Exercise brief - In the copy, keep every record exact and leave out all images.

Dataset entries -
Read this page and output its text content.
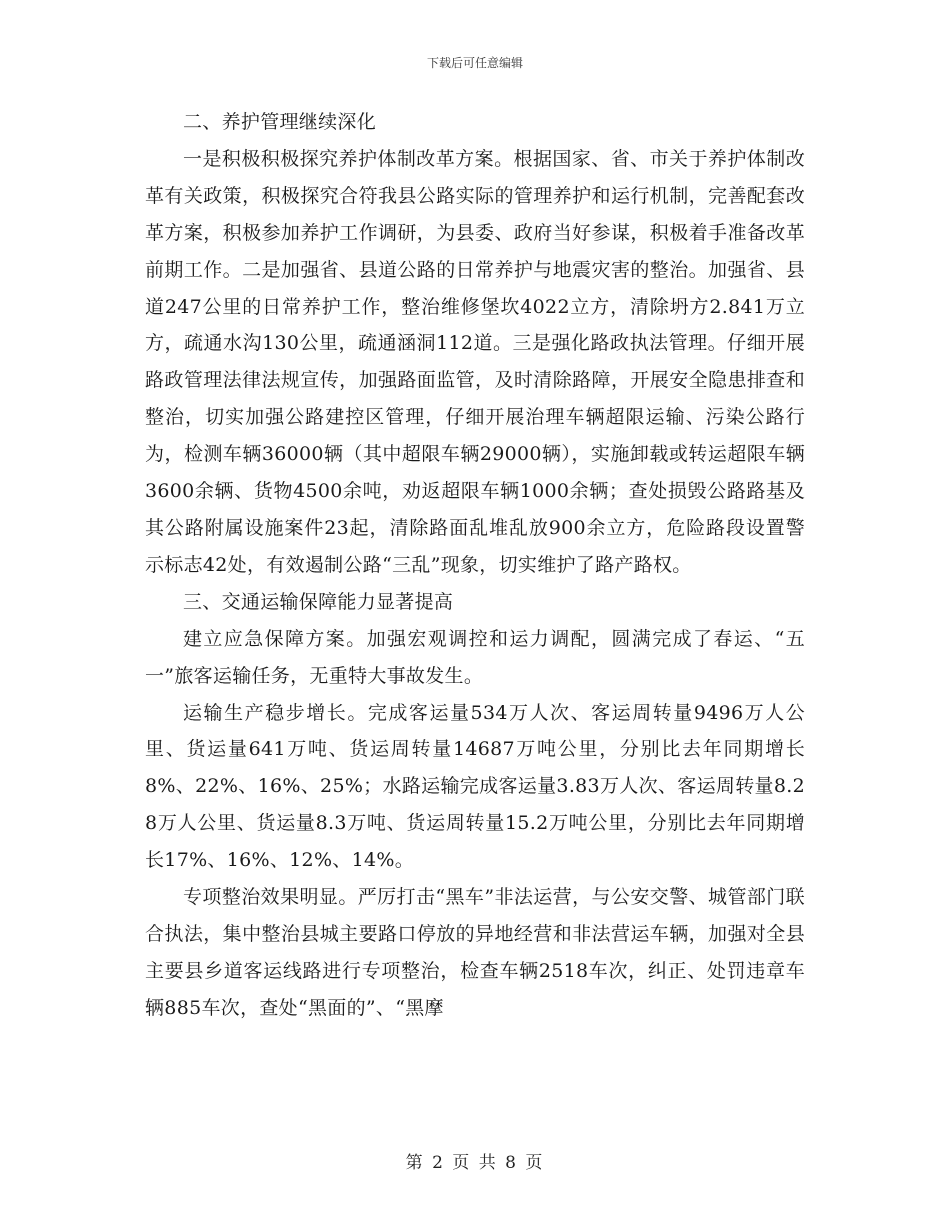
下载后可任意编辑

二、养护管理继续深化

一是积极积极探究养护体制改革方案。根据国家、省、市关于养护体制改革有关政策，积极探究合符我县公路实际的管理养护和运行机制，完善配套改革方案，积极参加养护工作调研，为县委、政府当好参谋，积极着手准备改革前期工作。二是加强省、县道公路的日常养护与地震灾害的整治。加强省、县道247公里的日常养护工作，整治维修堡坎4022立方，清除坍方2.841万立方，疏通水沟130公里，疏通涵洞112道。三是强化路政执法管理。仔细开展路政管理法律法规宣传，加强路面监管，及时清除路障，开展安全隐患排查和整治，切实加强公路建控区管理，仔细开展治理车辆超限运输、污染公路行为，检测车辆36000辆（其中超限车辆29000辆），实施卸载或转运超限车辆3600余辆、货物4500余吨，劝返超限车辆1000余辆；查处损毁公路路基及其公路附属设施案件23起，清除路面乱堆乱放900余立方，危险路段设置警示标志42处，有效遏制公路“三乱”现象，切实维护了路产路权。

三、交通运输保障能力显著提高

建立应急保障方案。加强宏观调控和运力调配，圆满完成了春运、“五一”旅客运输任务，无重特大事故发生。

运输生产稳步增长。完成客运量534万人次、客运周转量9496万人公里、货运量641万吨、货运周转量14687万吨公里，分别比去年同期增长8%、22%、16%、25%；水路运输完成客运量3.83万人次、客运周转量8.28万人公里、货运量8.3万吨、货运周转量15.2万吨公里，分别比去年同期增长17%、16%、12%、14%。

专项整治效果明显。严厉打击“黑车”非法运营，与公安交警、城管部门联合执法，集中整治县城主要路口停放的异地经营和非法营运车辆，加强对全县主要县乡道客运线路进行专项整治，检查车辆2518车次，纠正、处罚违章车辆885车次，查处“黑面的”、“黑摩

第 2 页 共 8 页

Written solution -
Read this page and output its text content.
下载后可任意编辑

二、养护管理继续深化

一是积极积极探究养护体制改革方案。根据国家、省、市关于养护体制改革有关政策，积极探究合符我县公路实际的管理养护和运行机制，完善配套改革方案，积极参加养护工作调研，为县委、政府当好参谋，积极着手准备改革前期工作。二是加强省、县道公路的日常养护与地震灾害的整治。加强省、县道247公里的日常养护工作，整治维修堡坎4022立方，清除坍方2.841万立方，疏通水沟130公里，疏通涵洞112道。三是强化路政执法管理。仔细开展路政管理法律法规宣传，加强路面监管，及时清除路障，开展安全隐患排查和整治，切实加强公路建控区管理，仔细开展治理车辆超限运输、污染公路行为，检测车辆36000辆（其中超限车辆29000辆），实施卸载或转运超限车辆3600余辆、货物4500余吨，劝返超限车辆1000余辆；查处损毁公路路基及其公路附属设施案件23起，清除路面乱堆乱放900余立方，危险路段设置警示标志42处，有效遏制公路“三乱”现象，切实维护了路产路权。

三、交通运输保障能力显著提高

建立应急保障方案。加强宏观调控和运力调配，圆满完成了春运、“五一”旅客运输任务，无重特大事故发生。

运输生产稳步增长。完成客运量534万人次、客运周转量9496万人公里、货运量641万吨、货运周转量14687万吨公里，分别比去年同期增长8%、22%、16%、25%；水路运输完成客运量3.83万人次、客运周转量8.28万人公里、货运量8.3万吨、货运周转量15.2万吨公里，分别比去年同期增长17%、16%、12%、14%。

专项整治效果明显。严厉打击“黑车”非法运营，与公安交警、城管部门联合执法，集中整治县城主要路口停放的异地经营和非法营运车辆，加强对全县主要县乡道客运线路进行专项整治，检查车辆2518车次，纠正、处罚违章车辆885车次，查处“黑面的”、“黑摩

第 2 页 共 8 页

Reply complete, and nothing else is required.